OBJECTIVE
Drop the pictures, then extract the listing word for word.

Extracted data entries:
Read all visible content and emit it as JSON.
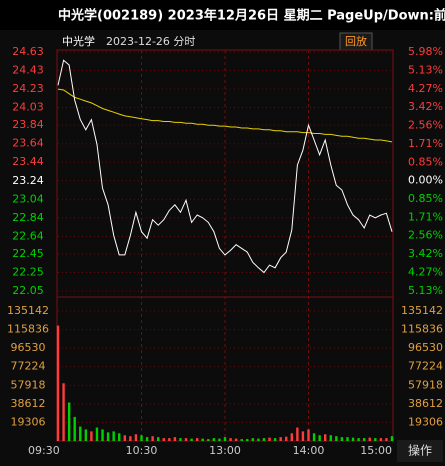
{
  "header": {
    "title": "中光学(002189) 2023年12月26日 星期二 PageUp/Down:前"
  },
  "toolbar": {
    "name": "中光学",
    "date": "2023-12-26 分时",
    "replay": "回放",
    "operate": "操作"
  },
  "chart_data": {
    "type": "line",
    "categories": [
      "09:30",
      null,
      null,
      null,
      null,
      null,
      null,
      null,
      null,
      null,
      null,
      null,
      null,
      null,
      null,
      "10:30",
      null,
      null,
      null,
      null,
      null,
      null,
      null,
      null,
      null,
      null,
      null,
      null,
      null,
      null,
      "13:00",
      null,
      null,
      null,
      null,
      null,
      null,
      null,
      null,
      null,
      null,
      null,
      null,
      null,
      null,
      "14:00",
      null,
      null,
      null,
      null,
      null,
      null,
      null,
      null,
      null,
      null,
      null,
      null,
      null,
      null,
      "15:00"
    ],
    "series": [
      {
        "name": "price",
        "color": "#ffffff",
        "values": [
          24.27,
          24.54,
          24.49,
          24.11,
          23.9,
          23.79,
          23.9,
          23.63,
          23.16,
          22.98,
          22.65,
          22.44,
          22.44,
          22.65,
          22.9,
          22.69,
          22.62,
          22.82,
          22.76,
          22.82,
          22.92,
          22.98,
          22.9,
          23.03,
          22.79,
          22.87,
          22.84,
          22.79,
          22.69,
          22.51,
          22.44,
          22.49,
          22.55,
          22.51,
          22.47,
          22.36,
          22.3,
          22.25,
          22.33,
          22.3,
          22.41,
          22.47,
          22.71,
          23.41,
          23.57,
          23.84,
          23.68,
          23.52,
          23.68,
          23.41,
          23.19,
          23.14,
          22.98,
          22.87,
          22.82,
          22.73,
          22.87,
          22.84,
          22.87,
          22.89,
          22.69
        ]
      },
      {
        "name": "average",
        "color": "#e6d200",
        "values": [
          24.23,
          24.22,
          24.18,
          24.14,
          24.12,
          24.1,
          24.08,
          24.05,
          24.02,
          24.0,
          23.98,
          23.96,
          23.94,
          23.93,
          23.92,
          23.91,
          23.9,
          23.89,
          23.89,
          23.88,
          23.88,
          23.87,
          23.87,
          23.86,
          23.86,
          23.85,
          23.85,
          23.84,
          23.84,
          23.83,
          23.83,
          23.82,
          23.82,
          23.81,
          23.81,
          23.8,
          23.8,
          23.79,
          23.79,
          23.78,
          23.78,
          23.77,
          23.77,
          23.77,
          23.76,
          23.76,
          23.75,
          23.75,
          23.74,
          23.74,
          23.73,
          23.72,
          23.72,
          23.71,
          23.7,
          23.7,
          23.69,
          23.68,
          23.68,
          23.67,
          23.66
        ]
      }
    ],
    "volume": {
      "values": [
        120000,
        60000,
        40000,
        25000,
        15000,
        12000,
        10000,
        14000,
        12000,
        9000,
        10000,
        8000,
        6000,
        5000,
        7000,
        6000,
        4000,
        5000,
        4000,
        3000,
        3000,
        4000,
        3000,
        3000,
        2500,
        3000,
        2500,
        2000,
        3000,
        2500,
        4000,
        3000,
        2500,
        2000,
        2000,
        3000,
        2500,
        3000,
        3500,
        3000,
        4000,
        4500,
        8000,
        14000,
        10000,
        12000,
        8000,
        6000,
        7000,
        6000,
        5000,
        4000,
        4000,
        3500,
        3000,
        3000,
        3500,
        3000,
        3000,
        3000,
        5000
      ],
      "ylim": [
        0,
        135142
      ],
      "yticks": [
        135142,
        115836,
        96530,
        77224,
        57918,
        38612,
        19306
      ],
      "color": "#e0a040"
    },
    "ylim": [
      22.05,
      24.63
    ],
    "yticks": [
      24.63,
      24.43,
      24.23,
      24.03,
      23.84,
      23.64,
      23.44,
      23.24,
      23.04,
      22.84,
      22.64,
      22.45,
      22.25,
      22.05
    ],
    "y2lim": [
      -5.13,
      5.98
    ],
    "y2ticks": [
      {
        "value": 5.98,
        "label": "5.98%"
      },
      {
        "value": 5.13,
        "label": "5.13%"
      },
      {
        "value": 4.27,
        "label": "4.27%"
      },
      {
        "value": 3.42,
        "label": "3.42%"
      },
      {
        "value": 2.56,
        "label": "2.56%"
      },
      {
        "value": 1.71,
        "label": "1.71%"
      },
      {
        "value": 0.85,
        "label": "0.85%"
      },
      {
        "value": 0,
        "label": "0.00%"
      },
      {
        "value": -0.85,
        "label": "0.85%"
      },
      {
        "value": -1.71,
        "label": "1.71%"
      },
      {
        "value": -2.56,
        "label": "2.56%"
      },
      {
        "value": -3.42,
        "label": "3.42%"
      },
      {
        "value": -4.27,
        "label": "4.27%"
      },
      {
        "value": -5.13,
        "label": "5.13%"
      }
    ],
    "up_color": "#ff3c3c",
    "down_color": "#00d000",
    "flat_color": "#ffffff",
    "grid": true
  }
}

SOLUTION FOR THIS EXERCISE
Read all visible content and emit it as JSON.
{
  "header": {
    "title": "中光学(002189) 2023年12月26日 星期二 PageUp/Down:前"
  },
  "toolbar": {
    "name": "中光学",
    "date": "2023-12-26 分时",
    "replay": "回放",
    "operate": "操作"
  },
  "chart_data": {
    "type": "line",
    "categories": [
      "09:30",
      null,
      null,
      null,
      null,
      null,
      null,
      null,
      null,
      null,
      null,
      null,
      null,
      null,
      null,
      "10:30",
      null,
      null,
      null,
      null,
      null,
      null,
      null,
      null,
      null,
      null,
      null,
      null,
      null,
      null,
      "13:00",
      null,
      null,
      null,
      null,
      null,
      null,
      null,
      null,
      null,
      null,
      null,
      null,
      null,
      null,
      "14:00",
      null,
      null,
      null,
      null,
      null,
      null,
      null,
      null,
      null,
      null,
      null,
      null,
      null,
      null,
      "15:00"
    ],
    "series": [
      {
        "name": "price",
        "color": "#ffffff",
        "values": [
          24.27,
          24.54,
          24.49,
          24.11,
          23.9,
          23.79,
          23.9,
          23.63,
          23.16,
          22.98,
          22.65,
          22.44,
          22.44,
          22.65,
          22.9,
          22.69,
          22.62,
          22.82,
          22.76,
          22.82,
          22.92,
          22.98,
          22.9,
          23.03,
          22.79,
          22.87,
          22.84,
          22.79,
          22.69,
          22.51,
          22.44,
          22.49,
          22.55,
          22.51,
          22.47,
          22.36,
          22.3,
          22.25,
          22.33,
          22.3,
          22.41,
          22.47,
          22.71,
          23.41,
          23.57,
          23.84,
          23.68,
          23.52,
          23.68,
          23.41,
          23.19,
          23.14,
          22.98,
          22.87,
          22.82,
          22.73,
          22.87,
          22.84,
          22.87,
          22.89,
          22.69
        ]
      },
      {
        "name": "average",
        "color": "#e6d200",
        "values": [
          24.23,
          24.22,
          24.18,
          24.14,
          24.12,
          24.1,
          24.08,
          24.05,
          24.02,
          24.0,
          23.98,
          23.96,
          23.94,
          23.93,
          23.92,
          23.91,
          23.9,
          23.89,
          23.89,
          23.88,
          23.88,
          23.87,
          23.87,
          23.86,
          23.86,
          23.85,
          23.85,
          23.84,
          23.84,
          23.83,
          23.83,
          23.82,
          23.82,
          23.81,
          23.81,
          23.8,
          23.8,
          23.79,
          23.79,
          23.78,
          23.78,
          23.77,
          23.77,
          23.77,
          23.76,
          23.76,
          23.75,
          23.75,
          23.74,
          23.74,
          23.73,
          23.72,
          23.72,
          23.71,
          23.7,
          23.7,
          23.69,
          23.68,
          23.68,
          23.67,
          23.66
        ]
      }
    ],
    "volume": {
      "values": [
        120000,
        60000,
        40000,
        25000,
        15000,
        12000,
        10000,
        14000,
        12000,
        9000,
        10000,
        8000,
        6000,
        5000,
        7000,
        6000,
        4000,
        5000,
        4000,
        3000,
        3000,
        4000,
        3000,
        3000,
        2500,
        3000,
        2500,
        2000,
        3000,
        2500,
        4000,
        3000,
        2500,
        2000,
        2000,
        3000,
        2500,
        3000,
        3500,
        3000,
        4000,
        4500,
        8000,
        14000,
        10000,
        12000,
        8000,
        6000,
        7000,
        6000,
        5000,
        4000,
        4000,
        3500,
        3000,
        3000,
        3500,
        3000,
        3000,
        3000,
        5000
      ],
      "ylim": [
        0,
        135142
      ],
      "yticks": [
        135142,
        115836,
        96530,
        77224,
        57918,
        38612,
        19306
      ],
      "color": "#e0a040"
    },
    "ylim": [
      22.05,
      24.63
    ],
    "yticks": [
      24.63,
      24.43,
      24.23,
      24.03,
      23.84,
      23.64,
      23.44,
      23.24,
      23.04,
      22.84,
      22.64,
      22.45,
      22.25,
      22.05
    ],
    "y2lim": [
      -5.13,
      5.98
    ],
    "y2ticks": [
      {
        "value": 5.98,
        "label": "5.98%"
      },
      {
        "value": 5.13,
        "label": "5.13%"
      },
      {
        "value": 4.27,
        "label": "4.27%"
      },
      {
        "value": 3.42,
        "label": "3.42%"
      },
      {
        "value": 2.56,
        "label": "2.56%"
      },
      {
        "value": 1.71,
        "label": "1.71%"
      },
      {
        "value": 0.85,
        "label": "0.85%"
      },
      {
        "value": 0,
        "label": "0.00%"
      },
      {
        "value": -0.85,
        "label": "0.85%"
      },
      {
        "value": -1.71,
        "label": "1.71%"
      },
      {
        "value": -2.56,
        "label": "2.56%"
      },
      {
        "value": -3.42,
        "label": "3.42%"
      },
      {
        "value": -4.27,
        "label": "4.27%"
      },
      {
        "value": -5.13,
        "label": "5.13%"
      }
    ],
    "up_color": "#ff3c3c",
    "down_color": "#00d000",
    "flat_color": "#ffffff",
    "grid": true
  }
}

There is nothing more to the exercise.